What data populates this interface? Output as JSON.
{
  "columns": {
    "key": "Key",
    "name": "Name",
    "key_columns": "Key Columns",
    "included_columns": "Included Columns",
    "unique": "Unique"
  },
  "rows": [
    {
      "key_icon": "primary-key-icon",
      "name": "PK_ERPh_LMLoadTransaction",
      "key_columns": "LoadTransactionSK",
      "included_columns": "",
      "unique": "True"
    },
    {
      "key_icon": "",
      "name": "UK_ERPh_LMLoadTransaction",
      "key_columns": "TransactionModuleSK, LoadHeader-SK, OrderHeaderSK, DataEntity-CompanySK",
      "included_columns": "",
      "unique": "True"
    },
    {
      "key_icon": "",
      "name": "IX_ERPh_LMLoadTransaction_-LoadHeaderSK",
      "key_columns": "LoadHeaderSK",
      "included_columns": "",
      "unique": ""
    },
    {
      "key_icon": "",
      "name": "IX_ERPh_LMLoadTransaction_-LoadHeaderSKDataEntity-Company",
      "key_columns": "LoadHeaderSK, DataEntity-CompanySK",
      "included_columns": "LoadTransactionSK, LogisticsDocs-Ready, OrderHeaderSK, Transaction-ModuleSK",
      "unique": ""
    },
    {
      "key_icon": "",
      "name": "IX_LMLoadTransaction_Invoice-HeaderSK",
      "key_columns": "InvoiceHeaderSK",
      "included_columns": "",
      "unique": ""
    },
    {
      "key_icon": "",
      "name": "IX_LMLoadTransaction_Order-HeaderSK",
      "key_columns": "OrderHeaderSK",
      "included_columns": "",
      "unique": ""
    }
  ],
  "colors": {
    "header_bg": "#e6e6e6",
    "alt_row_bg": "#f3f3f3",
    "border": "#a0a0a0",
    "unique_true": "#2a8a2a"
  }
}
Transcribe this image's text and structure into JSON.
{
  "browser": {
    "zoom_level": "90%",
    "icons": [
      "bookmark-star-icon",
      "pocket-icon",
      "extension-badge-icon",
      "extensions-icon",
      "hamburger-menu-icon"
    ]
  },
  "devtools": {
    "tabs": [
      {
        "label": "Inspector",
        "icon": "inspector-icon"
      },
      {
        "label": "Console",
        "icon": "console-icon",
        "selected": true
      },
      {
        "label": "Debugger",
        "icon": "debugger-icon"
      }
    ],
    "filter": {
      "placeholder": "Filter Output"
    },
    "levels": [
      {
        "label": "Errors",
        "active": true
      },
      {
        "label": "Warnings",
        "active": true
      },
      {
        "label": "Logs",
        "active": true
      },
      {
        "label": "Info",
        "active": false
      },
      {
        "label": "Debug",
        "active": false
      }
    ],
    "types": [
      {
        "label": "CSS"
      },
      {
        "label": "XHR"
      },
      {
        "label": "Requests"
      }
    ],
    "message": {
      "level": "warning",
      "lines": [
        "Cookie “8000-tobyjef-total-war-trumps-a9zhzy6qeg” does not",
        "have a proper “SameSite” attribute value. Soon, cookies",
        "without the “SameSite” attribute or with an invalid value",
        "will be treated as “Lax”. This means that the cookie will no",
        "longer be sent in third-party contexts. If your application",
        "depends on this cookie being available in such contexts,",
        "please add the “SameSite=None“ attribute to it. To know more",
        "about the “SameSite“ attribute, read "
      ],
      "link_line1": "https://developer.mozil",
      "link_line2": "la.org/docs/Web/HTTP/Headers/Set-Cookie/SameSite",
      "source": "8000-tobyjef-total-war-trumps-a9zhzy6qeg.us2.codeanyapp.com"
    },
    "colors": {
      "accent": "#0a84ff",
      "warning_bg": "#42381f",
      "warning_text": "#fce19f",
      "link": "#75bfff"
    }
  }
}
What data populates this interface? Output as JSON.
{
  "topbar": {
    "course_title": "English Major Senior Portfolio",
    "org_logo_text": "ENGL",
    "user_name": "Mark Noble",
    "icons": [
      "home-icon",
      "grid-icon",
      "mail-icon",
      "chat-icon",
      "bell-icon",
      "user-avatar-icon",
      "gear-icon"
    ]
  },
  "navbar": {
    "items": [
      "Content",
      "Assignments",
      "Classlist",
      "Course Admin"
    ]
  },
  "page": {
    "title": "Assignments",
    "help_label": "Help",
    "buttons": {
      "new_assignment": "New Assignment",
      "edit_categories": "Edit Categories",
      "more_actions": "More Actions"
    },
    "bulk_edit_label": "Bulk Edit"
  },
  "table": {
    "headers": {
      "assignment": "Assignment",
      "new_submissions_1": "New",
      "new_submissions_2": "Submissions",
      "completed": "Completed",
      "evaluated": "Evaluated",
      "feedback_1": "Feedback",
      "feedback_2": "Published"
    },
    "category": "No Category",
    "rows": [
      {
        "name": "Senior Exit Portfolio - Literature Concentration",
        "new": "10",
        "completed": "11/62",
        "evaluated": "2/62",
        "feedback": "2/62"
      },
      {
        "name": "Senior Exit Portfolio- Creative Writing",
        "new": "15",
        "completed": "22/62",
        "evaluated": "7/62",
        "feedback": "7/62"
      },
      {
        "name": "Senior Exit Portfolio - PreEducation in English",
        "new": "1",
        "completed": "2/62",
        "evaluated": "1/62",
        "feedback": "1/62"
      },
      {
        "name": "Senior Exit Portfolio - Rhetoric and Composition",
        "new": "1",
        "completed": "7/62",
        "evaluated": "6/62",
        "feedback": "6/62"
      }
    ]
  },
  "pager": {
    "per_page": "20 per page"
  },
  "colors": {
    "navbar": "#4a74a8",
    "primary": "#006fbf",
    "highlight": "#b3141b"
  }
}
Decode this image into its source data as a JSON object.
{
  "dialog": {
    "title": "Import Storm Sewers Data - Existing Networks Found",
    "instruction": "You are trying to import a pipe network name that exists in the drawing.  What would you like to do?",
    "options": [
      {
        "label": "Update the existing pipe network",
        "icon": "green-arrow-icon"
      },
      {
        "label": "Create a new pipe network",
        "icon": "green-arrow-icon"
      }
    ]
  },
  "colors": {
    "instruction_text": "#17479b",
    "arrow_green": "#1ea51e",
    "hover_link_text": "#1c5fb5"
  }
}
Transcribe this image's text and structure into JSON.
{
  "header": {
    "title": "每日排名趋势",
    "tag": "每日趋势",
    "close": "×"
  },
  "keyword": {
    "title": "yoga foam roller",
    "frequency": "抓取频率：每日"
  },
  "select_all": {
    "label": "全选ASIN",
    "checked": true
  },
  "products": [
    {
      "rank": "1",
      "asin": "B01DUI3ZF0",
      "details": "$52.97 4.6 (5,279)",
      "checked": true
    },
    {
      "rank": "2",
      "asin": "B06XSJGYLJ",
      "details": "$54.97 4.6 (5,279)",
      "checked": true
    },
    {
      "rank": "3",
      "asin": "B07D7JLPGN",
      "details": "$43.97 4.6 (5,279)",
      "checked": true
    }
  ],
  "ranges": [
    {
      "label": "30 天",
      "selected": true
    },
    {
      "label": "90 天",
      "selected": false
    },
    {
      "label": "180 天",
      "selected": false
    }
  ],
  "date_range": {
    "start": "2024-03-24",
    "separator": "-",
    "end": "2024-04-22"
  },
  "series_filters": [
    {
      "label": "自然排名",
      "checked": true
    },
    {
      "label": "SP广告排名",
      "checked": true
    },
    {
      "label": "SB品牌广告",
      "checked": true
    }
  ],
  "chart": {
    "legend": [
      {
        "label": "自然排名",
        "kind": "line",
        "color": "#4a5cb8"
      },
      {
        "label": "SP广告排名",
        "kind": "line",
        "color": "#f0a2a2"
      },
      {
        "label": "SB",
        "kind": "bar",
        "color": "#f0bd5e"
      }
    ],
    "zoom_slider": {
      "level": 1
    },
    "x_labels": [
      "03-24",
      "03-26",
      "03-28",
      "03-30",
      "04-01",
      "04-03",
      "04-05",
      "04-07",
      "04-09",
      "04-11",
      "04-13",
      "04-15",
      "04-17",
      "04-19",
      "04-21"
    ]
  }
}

________________________________________

Written task: Where a line of the data holds "source", show that line.

Written response:
      "source": "8000-tobyjef-total-war-trumps-a9zhzy6qeg.us2.codeanyapp.com"
Decode this image into its source data as a JSON object.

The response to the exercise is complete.